* **DIRECTIONS FOR THIS TASK**
Quote the whole listing word for word. Do not include the pictures.

* **GIVEN DATA**
-- BEGIN --

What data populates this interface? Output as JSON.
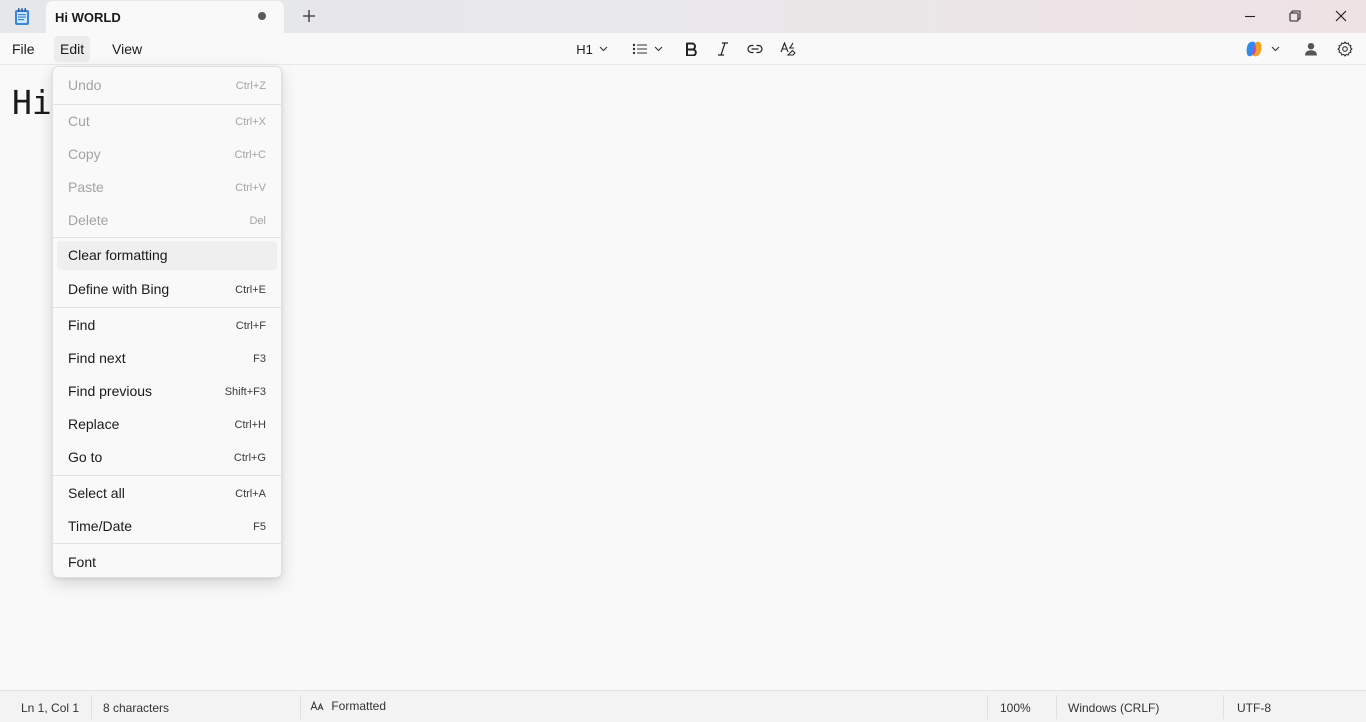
{
  "window": {
    "tab_title": "Hi WORLD"
  },
  "menu": {
    "file": "File",
    "edit": "Edit",
    "view": "View"
  },
  "toolbar": {
    "heading": "H1"
  },
  "editor": {
    "text": "Hi"
  },
  "edit_menu": {
    "items": [
      {
        "label": "Undo",
        "shortcut": "Ctrl+Z",
        "enabled": false
      },
      {
        "label": "Cut",
        "shortcut": "Ctrl+X",
        "enabled": false
      },
      {
        "label": "Copy",
        "shortcut": "Ctrl+C",
        "enabled": false
      },
      {
        "label": "Paste",
        "shortcut": "Ctrl+V",
        "enabled": false
      },
      {
        "label": "Delete",
        "shortcut": "Del",
        "enabled": false
      },
      {
        "label": "Clear formatting",
        "shortcut": "",
        "enabled": true,
        "hovered": true
      },
      {
        "label": "Define with Bing",
        "shortcut": "Ctrl+E",
        "enabled": true
      },
      {
        "label": "Find",
        "shortcut": "Ctrl+F",
        "enabled": true
      },
      {
        "label": "Find next",
        "shortcut": "F3",
        "enabled": true
      },
      {
        "label": "Find previous",
        "shortcut": "Shift+F3",
        "enabled": true
      },
      {
        "label": "Replace",
        "shortcut": "Ctrl+H",
        "enabled": true
      },
      {
        "label": "Go to",
        "shortcut": "Ctrl+G",
        "enabled": true
      },
      {
        "label": "Select all",
        "shortcut": "Ctrl+A",
        "enabled": true
      },
      {
        "label": "Time/Date",
        "shortcut": "F5",
        "enabled": true
      },
      {
        "label": "Font",
        "shortcut": "",
        "enabled": true
      }
    ]
  },
  "status": {
    "position": "Ln 1, Col 1",
    "characters": "8 characters",
    "format": "Formatted",
    "zoom": "100%",
    "line_ending": "Windows (CRLF)",
    "encoding": "UTF-8"
  },
  "colors": {
    "app_icon": "#3a86d8",
    "copilot_a": "#2e8cf0",
    "copilot_b": "#f0a21e",
    "copilot_c": "#c43ec4"
  }
}
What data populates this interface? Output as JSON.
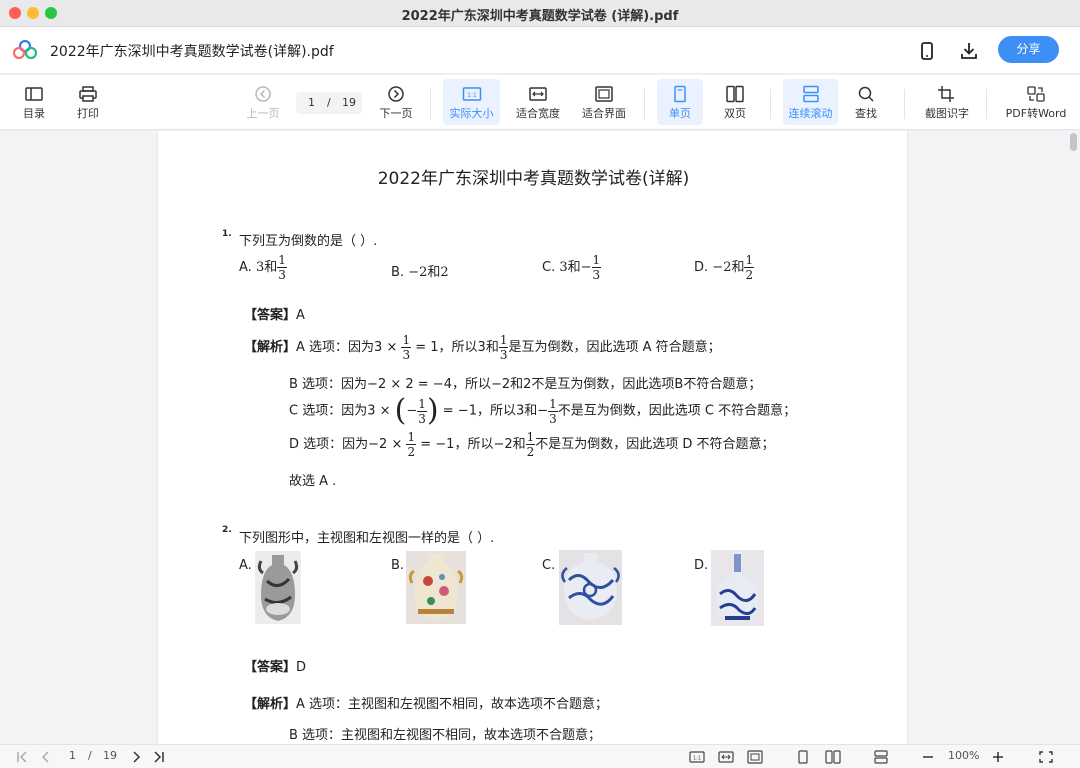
{
  "window": {
    "title": "2022年广东深圳中考真题数学试卷 (详解).pdf"
  },
  "appbar": {
    "doc_name": "2022年广东深圳中考真题数学试卷(详解).pdf",
    "share_label": "分享"
  },
  "toolbar": {
    "toc": "目录",
    "print": "打印",
    "prev": "上一页",
    "next": "下一页",
    "current_page": "1",
    "slash": "/",
    "total_pages": "19",
    "actual_size": "实际大小",
    "fit_width": "适合宽度",
    "fit_page": "适合界面",
    "single": "单页",
    "double": "双页",
    "continuous": "连续滚动",
    "find": "查找",
    "ocr": "截图识字",
    "to_word": "PDF转Word",
    "actual_badge": "1:1"
  },
  "doc": {
    "title": "2022年广东深圳中考真题数学试卷(详解)",
    "q1": {
      "num": "1.",
      "stem": "下列互为倒数的是（    ）.",
      "a_label": "A.",
      "a_text": "3和",
      "b_label": "B.",
      "b_text": "−2和2",
      "c_label": "C.",
      "c_text": "3和−",
      "d_label": "D.",
      "d_text": "−2和",
      "answer_head": "【答案】",
      "answer_val": "A",
      "analysis_head": "【解析】",
      "l1_pre": "A 选项：因为3 ×",
      "l1_mid": "= 1，所以3和",
      "l1_post": "是互为倒数，因此选项 A 符合题意；",
      "l2": "B 选项：因为−2 × 2 = −4，所以−2和2不是互为倒数，因此选项B不符合题意；",
      "l3_pre": "C 选项：因为3 ×",
      "l3_mid": "= −1，所以3和−",
      "l3_post": "不是互为倒数，因此选项 C 不符合题意；",
      "l4_pre": "D 选项：因为−2 ×",
      "l4_mid": "= −1，所以−2和",
      "l4_post": "不是互为倒数，因此选项 D 不符合题意；",
      "l5": "故选 A .",
      "one": "1",
      "three": "3",
      "two": "2",
      "minus": "−"
    },
    "q2": {
      "num": "2.",
      "stem": "下列图形中，主视图和左视图一样的是（    ）.",
      "a": "A.",
      "b": "B.",
      "c": "C.",
      "d": "D.",
      "answer_head": "【答案】",
      "answer_val": "D",
      "analysis_head": "【解析】",
      "l1": "A 选项：主视图和左视图不相同，故本选项不合题意；",
      "l2": "B 选项：主视图和左视图不相同，故本选项不合题意；"
    }
  },
  "statusbar": {
    "page": "1",
    "slash": "/",
    "total": "19",
    "zoom": "100%",
    "badge": "1:1"
  },
  "colors": {
    "accent": "#3d8ff5",
    "active_bg": "#e9f2fe"
  }
}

-- END --

* **RESULT OF THE TASK**
What data populates this interface? Output as JSON.
{
  "window": {
    "tab_title": "Hi WORLD"
  },
  "menu": {
    "file": "File",
    "edit": "Edit",
    "view": "View"
  },
  "toolbar": {
    "heading": "H1"
  },
  "editor": {
    "text": "Hi"
  },
  "edit_menu": {
    "items": [
      {
        "label": "Undo",
        "shortcut": "Ctrl+Z",
        "enabled": false
      },
      {
        "label": "Cut",
        "shortcut": "Ctrl+X",
        "enabled": false
      },
      {
        "label": "Copy",
        "shortcut": "Ctrl+C",
        "enabled": false
      },
      {
        "label": "Paste",
        "shortcut": "Ctrl+V",
        "enabled": false
      },
      {
        "label": "Delete",
        "shortcut": "Del",
        "enabled": false
      },
      {
        "label": "Clear formatting",
        "shortcut": "",
        "enabled": true,
        "hovered": true
      },
      {
        "label": "Define with Bing",
        "shortcut": "Ctrl+E",
        "enabled": true
      },
      {
        "label": "Find",
        "shortcut": "Ctrl+F",
        "enabled": true
      },
      {
        "label": "Find next",
        "shortcut": "F3",
        "enabled": true
      },
      {
        "label": "Find previous",
        "shortcut": "Shift+F3",
        "enabled": true
      },
      {
        "label": "Replace",
        "shortcut": "Ctrl+H",
        "enabled": true
      },
      {
        "label": "Go to",
        "shortcut": "Ctrl+G",
        "enabled": true
      },
      {
        "label": "Select all",
        "shortcut": "Ctrl+A",
        "enabled": true
      },
      {
        "label": "Time/Date",
        "shortcut": "F5",
        "enabled": true
      },
      {
        "label": "Font",
        "shortcut": "",
        "enabled": true
      }
    ]
  },
  "status": {
    "position": "Ln 1, Col 1",
    "characters": "8 characters",
    "format": "Formatted",
    "zoom": "100%",
    "line_ending": "Windows (CRLF)",
    "encoding": "UTF-8"
  },
  "colors": {
    "app_icon": "#3a86d8",
    "copilot_a": "#2e8cf0",
    "copilot_b": "#f0a21e",
    "copilot_c": "#c43ec4"
  }
}
What data populates this interface? Output as JSON.
{
  "window": {
    "title": "2022年广东深圳中考真题数学试卷 (详解).pdf"
  },
  "appbar": {
    "doc_name": "2022年广东深圳中考真题数学试卷(详解).pdf",
    "share_label": "分享"
  },
  "toolbar": {
    "toc": "目录",
    "print": "打印",
    "prev": "上一页",
    "next": "下一页",
    "current_page": "1",
    "slash": "/",
    "total_pages": "19",
    "actual_size": "实际大小",
    "fit_width": "适合宽度",
    "fit_page": "适合界面",
    "single": "单页",
    "double": "双页",
    "continuous": "连续滚动",
    "find": "查找",
    "ocr": "截图识字",
    "to_word": "PDF转Word",
    "actual_badge": "1:1"
  },
  "doc": {
    "title": "2022年广东深圳中考真题数学试卷(详解)",
    "q1": {
      "num": "1.",
      "stem": "下列互为倒数的是（    ）.",
      "a_label": "A.",
      "a_text": "3和",
      "b_label": "B.",
      "b_text": "−2和2",
      "c_label": "C.",
      "c_text": "3和−",
      "d_label": "D.",
      "d_text": "−2和",
      "answer_head": "【答案】",
      "answer_val": "A",
      "analysis_head": "【解析】",
      "l1_pre": "A 选项：因为3 ×",
      "l1_mid": "= 1，所以3和",
      "l1_post": "是互为倒数，因此选项 A 符合题意；",
      "l2": "B 选项：因为−2 × 2 = −4，所以−2和2不是互为倒数，因此选项B不符合题意；",
      "l3_pre": "C 选项：因为3 ×",
      "l3_mid": "= −1，所以3和−",
      "l3_post": "不是互为倒数，因此选项 C 不符合题意；",
      "l4_pre": "D 选项：因为−2 ×",
      "l4_mid": "= −1，所以−2和",
      "l4_post": "不是互为倒数，因此选项 D 不符合题意；",
      "l5": "故选 A .",
      "one": "1",
      "three": "3",
      "two": "2",
      "minus": "−"
    },
    "q2": {
      "num": "2.",
      "stem": "下列图形中，主视图和左视图一样的是（    ）.",
      "a": "A.",
      "b": "B.",
      "c": "C.",
      "d": "D.",
      "answer_head": "【答案】",
      "answer_val": "D",
      "analysis_head": "【解析】",
      "l1": "A 选项：主视图和左视图不相同，故本选项不合题意；",
      "l2": "B 选项：主视图和左视图不相同，故本选项不合题意；"
    }
  },
  "statusbar": {
    "page": "1",
    "slash": "/",
    "total": "19",
    "zoom": "100%",
    "badge": "1:1"
  },
  "colors": {
    "accent": "#3d8ff5",
    "active_bg": "#e9f2fe"
  }
}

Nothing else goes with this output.